| Work required |
Write out each line of the listing as it stands, without the images.

(Data records)

= = = = =

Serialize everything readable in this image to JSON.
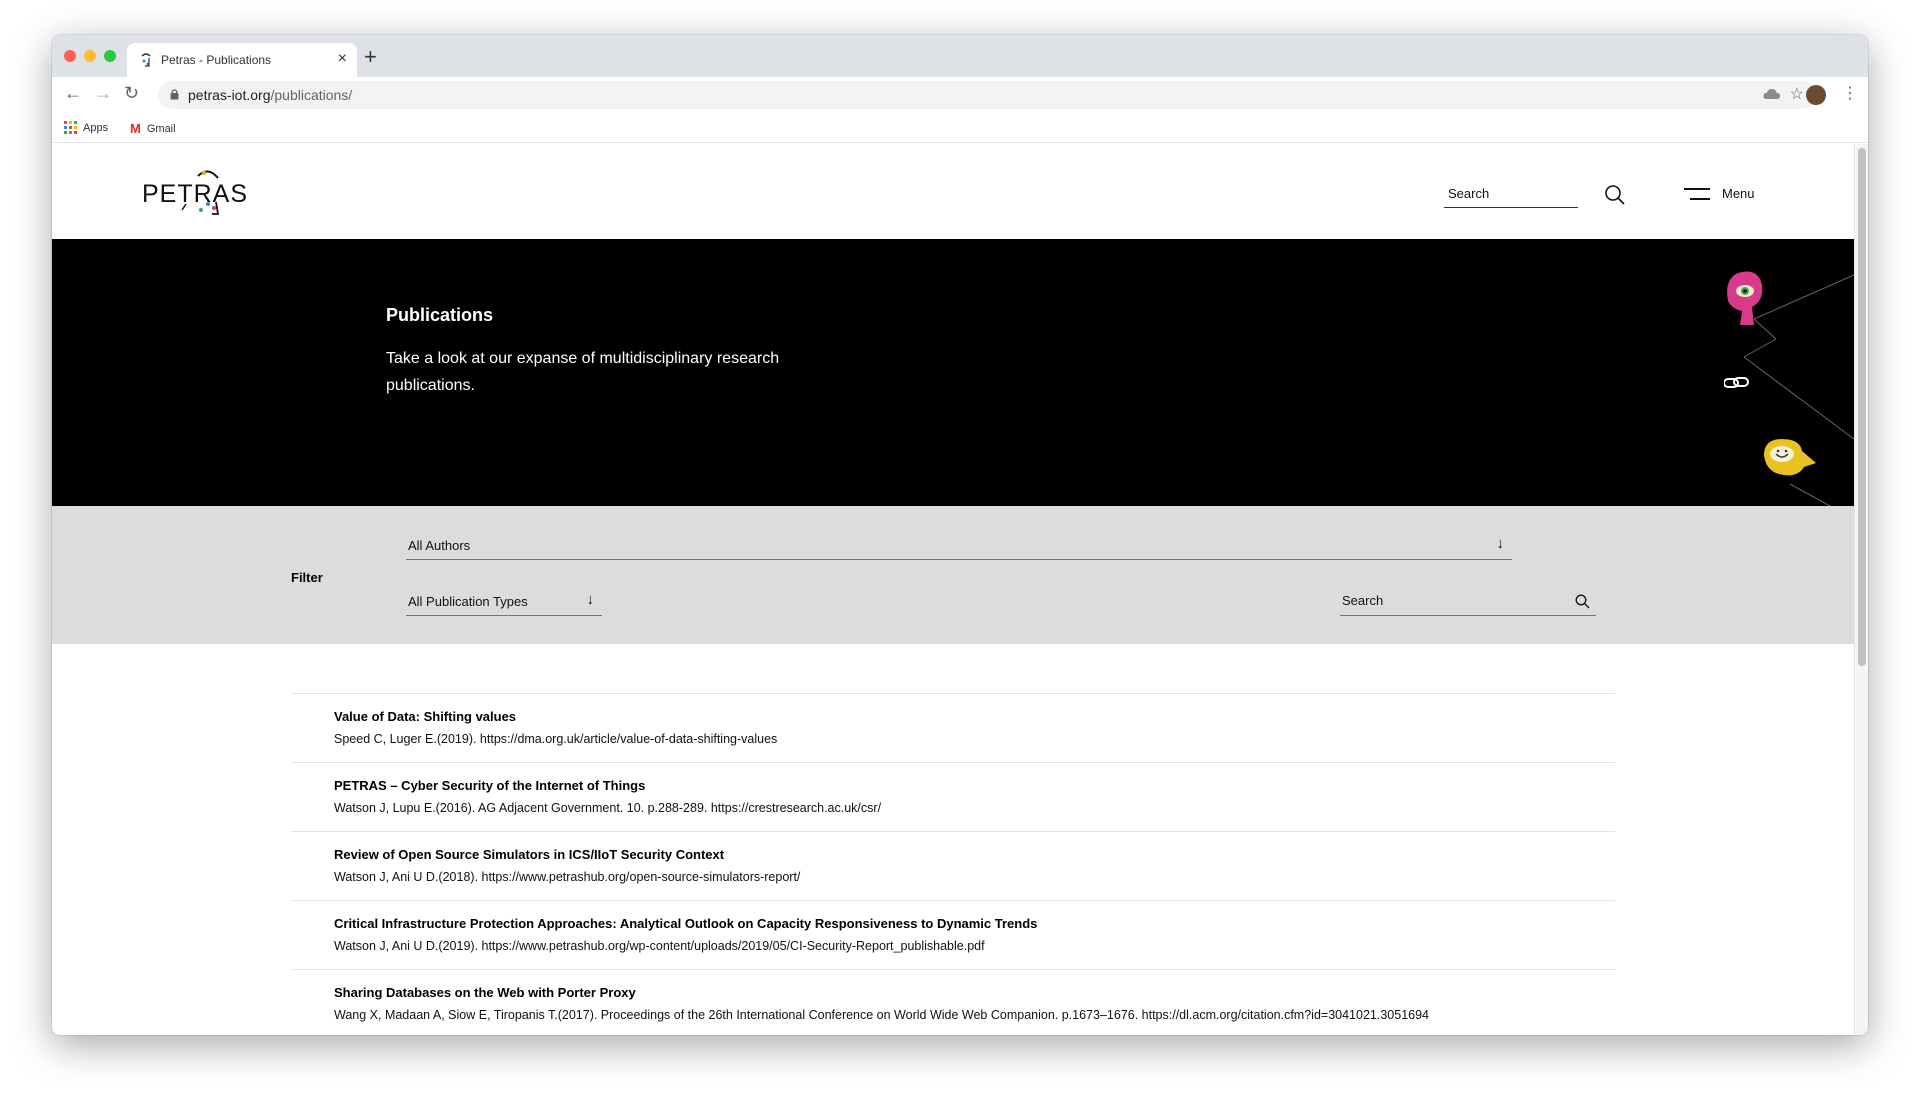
{
  "browser": {
    "tab_title": "Petras - Publications",
    "tab_close": "×",
    "new_tab": "+",
    "url_domain": "petras-iot.org",
    "url_path": "/publications/",
    "bookmarks": [
      {
        "label": "Apps"
      },
      {
        "label": "Gmail"
      }
    ],
    "colors": {
      "tabstrip": "#dee1e6",
      "omnibox": "#f1f3f4"
    }
  },
  "header": {
    "logo_text": "PETRAS",
    "search_placeholder": "Search",
    "menu_label": "Menu"
  },
  "hero": {
    "title": "Publications",
    "text": "Take a look at our expanse of multidisciplinary research publications."
  },
  "filter": {
    "label": "Filter",
    "authors_selected": "All Authors",
    "types_selected": "All Publication Types",
    "search_placeholder": "Search",
    "arrow": "↓"
  },
  "publications": [
    {
      "title": "Value of Data: Shifting values",
      "meta": "Speed C, Luger E.(2019). https://dma.org.uk/article/value-of-data-shifting-values"
    },
    {
      "title": "PETRAS – Cyber Security of the Internet of Things",
      "meta": "Watson J, Lupu E.(2016). AG Adjacent Government. 10. p.288-289. https://crestresearch.ac.uk/csr/"
    },
    {
      "title": "Review of Open Source Simulators in ICS/IIoT Security Context",
      "meta": "Watson J, Ani U D.(2018). https://www.petrashub.org/open-source-simulators-report/"
    },
    {
      "title": "Critical Infrastructure Protection Approaches: Analytical Outlook on Capacity Responsiveness to Dynamic Trends",
      "meta": "Watson J, Ani U D.(2019). https://www.petrashub.org/wp-content/uploads/2019/05/CI-Security-Report_publishable.pdf"
    },
    {
      "title": "Sharing Databases on the Web with Porter Proxy",
      "meta": "Wang X, Madaan A, Siow E, Tiropanis T.(2017). Proceedings of the 26th International Conference on World Wide Web Companion. p.1673–1676. https://dl.acm.org/citation.cfm?id=3041021.3051694"
    }
  ]
}
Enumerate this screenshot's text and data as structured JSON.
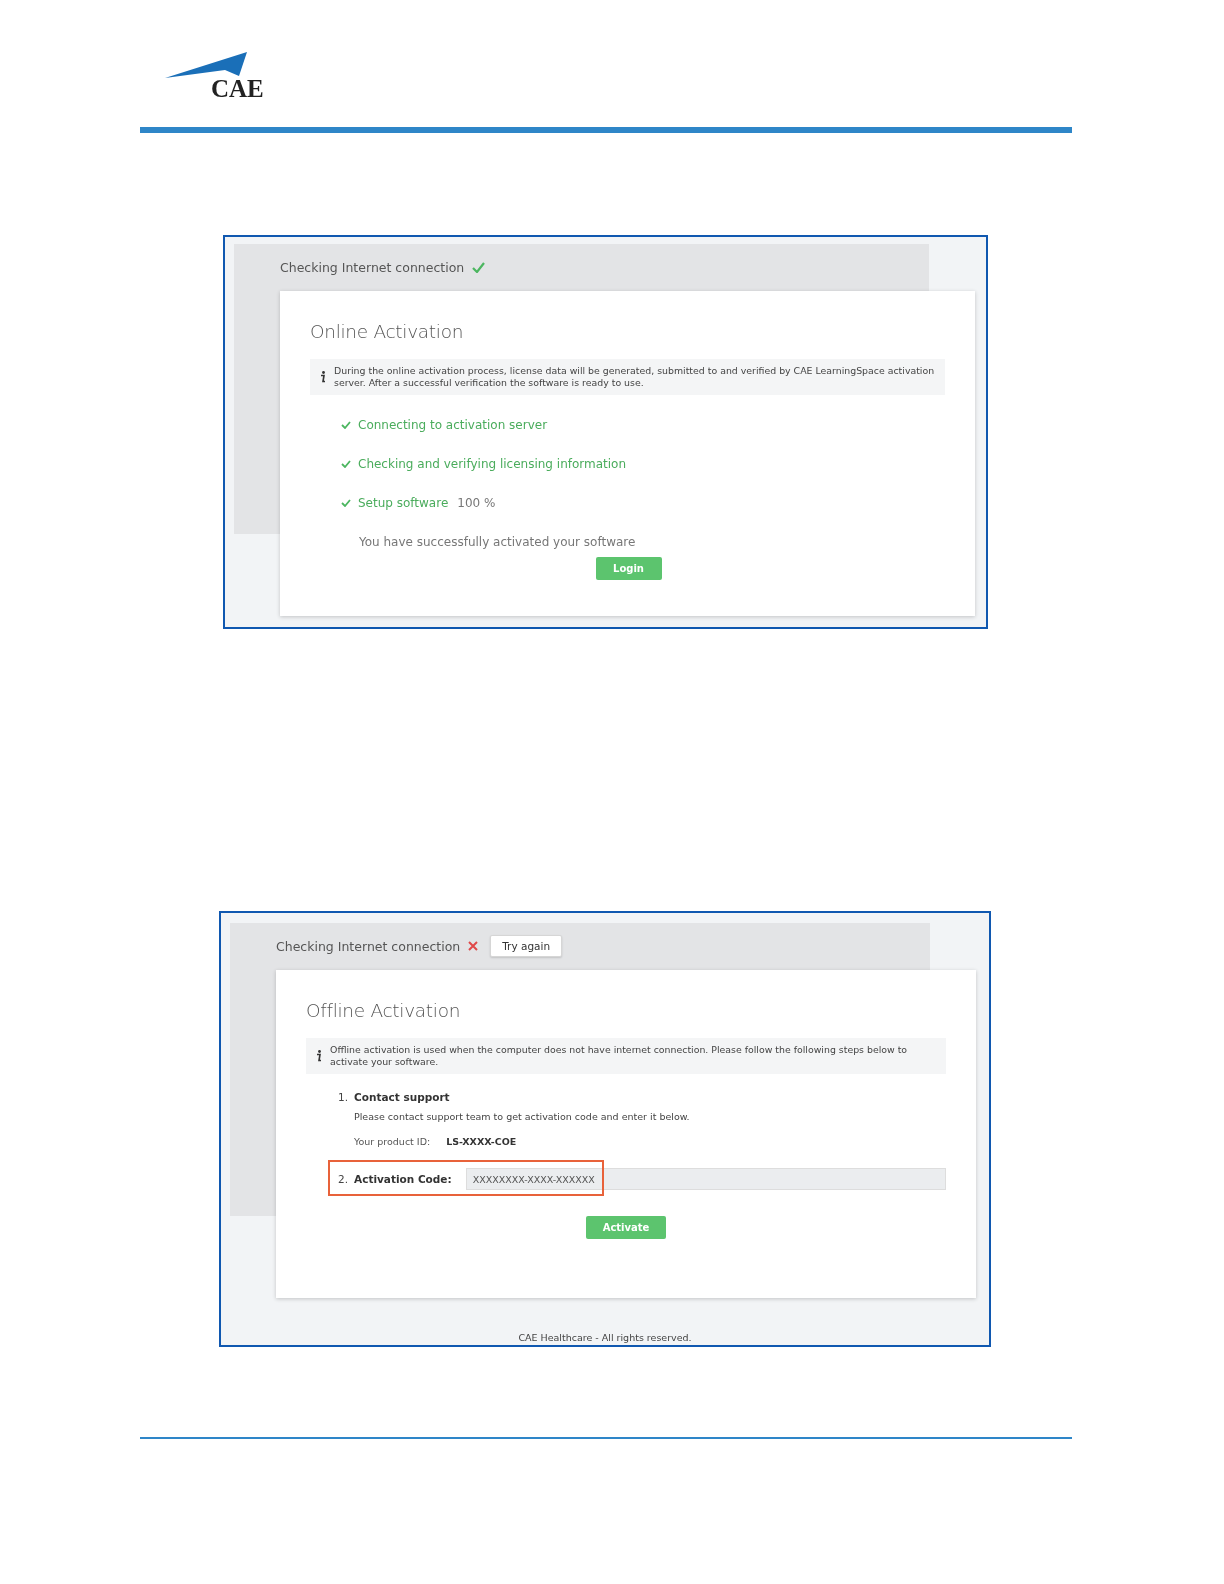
{
  "header": {
    "logo_text": "CAE"
  },
  "screenshots": [
    {
      "kind": "online",
      "status": {
        "label": "Checking Internet connection",
        "connected": true
      },
      "title": "Online Activation",
      "info": "During the online activation process, license data will be generated, submitted to and verified by CAE LearningSpace activation server. After a successful verification the software is ready to use.",
      "steps": [
        {
          "label": "Connecting to activation server",
          "done": true
        },
        {
          "label": "Checking and verifying licensing information",
          "done": true
        },
        {
          "label": "Setup software",
          "done": true,
          "progress": "100 %"
        }
      ],
      "message": "You have successfully activated your software",
      "button": "Login"
    },
    {
      "kind": "offline",
      "status": {
        "label": "Checking Internet connection",
        "connected": false,
        "retry_button": "Try again"
      },
      "title": "Offline Activation",
      "info": "Offline activation is used when the computer does not have internet connection. Please follow the following steps below to activate your software.",
      "steps": [
        {
          "kind": "text",
          "number": "1.",
          "title": "Contact support",
          "description": "Please contact support team to get activation code and enter it below.",
          "product_id_label": "Your product ID:",
          "product_id": "LS-XXXX-COE"
        },
        {
          "kind": "field",
          "number": "2.",
          "title": "Activation Code:",
          "value": "XXXXXXXX-XXXX-XXXXXX",
          "highlighted": true
        }
      ],
      "button": "Activate",
      "footer": "CAE Healthcare - All rights reserved."
    }
  ]
}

= = = = =

| Solution for this exercise |
Serialize everything readable in this image to JSON.
{
  "browser": {
    "tab_title": "Petras - Publications",
    "tab_close": "×",
    "new_tab": "+",
    "url_domain": "petras-iot.org",
    "url_path": "/publications/",
    "bookmarks": [
      {
        "label": "Apps"
      },
      {
        "label": "Gmail"
      }
    ],
    "colors": {
      "tabstrip": "#dee1e6",
      "omnibox": "#f1f3f4"
    }
  },
  "header": {
    "logo_text": "PETRAS",
    "search_placeholder": "Search",
    "menu_label": "Menu"
  },
  "hero": {
    "title": "Publications",
    "text": "Take a look at our expanse of multidisciplinary research publications."
  },
  "filter": {
    "label": "Filter",
    "authors_selected": "All Authors",
    "types_selected": "All Publication Types",
    "search_placeholder": "Search",
    "arrow": "↓"
  },
  "publications": [
    {
      "title": "Value of Data: Shifting values",
      "meta": "Speed C, Luger E.(2019). https://dma.org.uk/article/value-of-data-shifting-values"
    },
    {
      "title": "PETRAS – Cyber Security of the Internet of Things",
      "meta": "Watson J, Lupu E.(2016). AG Adjacent Government. 10. p.288-289. https://crestresearch.ac.uk/csr/"
    },
    {
      "title": "Review of Open Source Simulators in ICS/IIoT Security Context",
      "meta": "Watson J, Ani U D.(2018). https://www.petrashub.org/open-source-simulators-report/"
    },
    {
      "title": "Critical Infrastructure Protection Approaches: Analytical Outlook on Capacity Responsiveness to Dynamic Trends",
      "meta": "Watson J, Ani U D.(2019). https://www.petrashub.org/wp-content/uploads/2019/05/CI-Security-Report_publishable.pdf"
    },
    {
      "title": "Sharing Databases on the Web with Porter Proxy",
      "meta": "Wang X, Madaan A, Siow E, Tiropanis T.(2017). Proceedings of the 26th International Conference on World Wide Web Companion. p.1673–1676. https://dl.acm.org/citation.cfm?id=3041021.3051694"
    }
  ]
}
Enumerate this screenshot's text and data as structured JSON.
{
  "header": {
    "logo_text": "CAE"
  },
  "screenshots": [
    {
      "kind": "online",
      "status": {
        "label": "Checking Internet connection",
        "connected": true
      },
      "title": "Online Activation",
      "info": "During the online activation process, license data will be generated, submitted to and verified by CAE LearningSpace activation server. After a successful verification the software is ready to use.",
      "steps": [
        {
          "label": "Connecting to activation server",
          "done": true
        },
        {
          "label": "Checking and verifying licensing information",
          "done": true
        },
        {
          "label": "Setup software",
          "done": true,
          "progress": "100 %"
        }
      ],
      "message": "You have successfully activated your software",
      "button": "Login"
    },
    {
      "kind": "offline",
      "status": {
        "label": "Checking Internet connection",
        "connected": false,
        "retry_button": "Try again"
      },
      "title": "Offline Activation",
      "info": "Offline activation is used when the computer does not have internet connection. Please follow the following steps below to activate your software.",
      "steps": [
        {
          "kind": "text",
          "number": "1.",
          "title": "Contact support",
          "description": "Please contact support team to get activation code and enter it below.",
          "product_id_label": "Your product ID:",
          "product_id": "LS-XXXX-COE"
        },
        {
          "kind": "field",
          "number": "2.",
          "title": "Activation Code:",
          "value": "XXXXXXXX-XXXX-XXXXXX",
          "highlighted": true
        }
      ],
      "button": "Activate",
      "footer": "CAE Healthcare - All rights reserved."
    }
  ]
}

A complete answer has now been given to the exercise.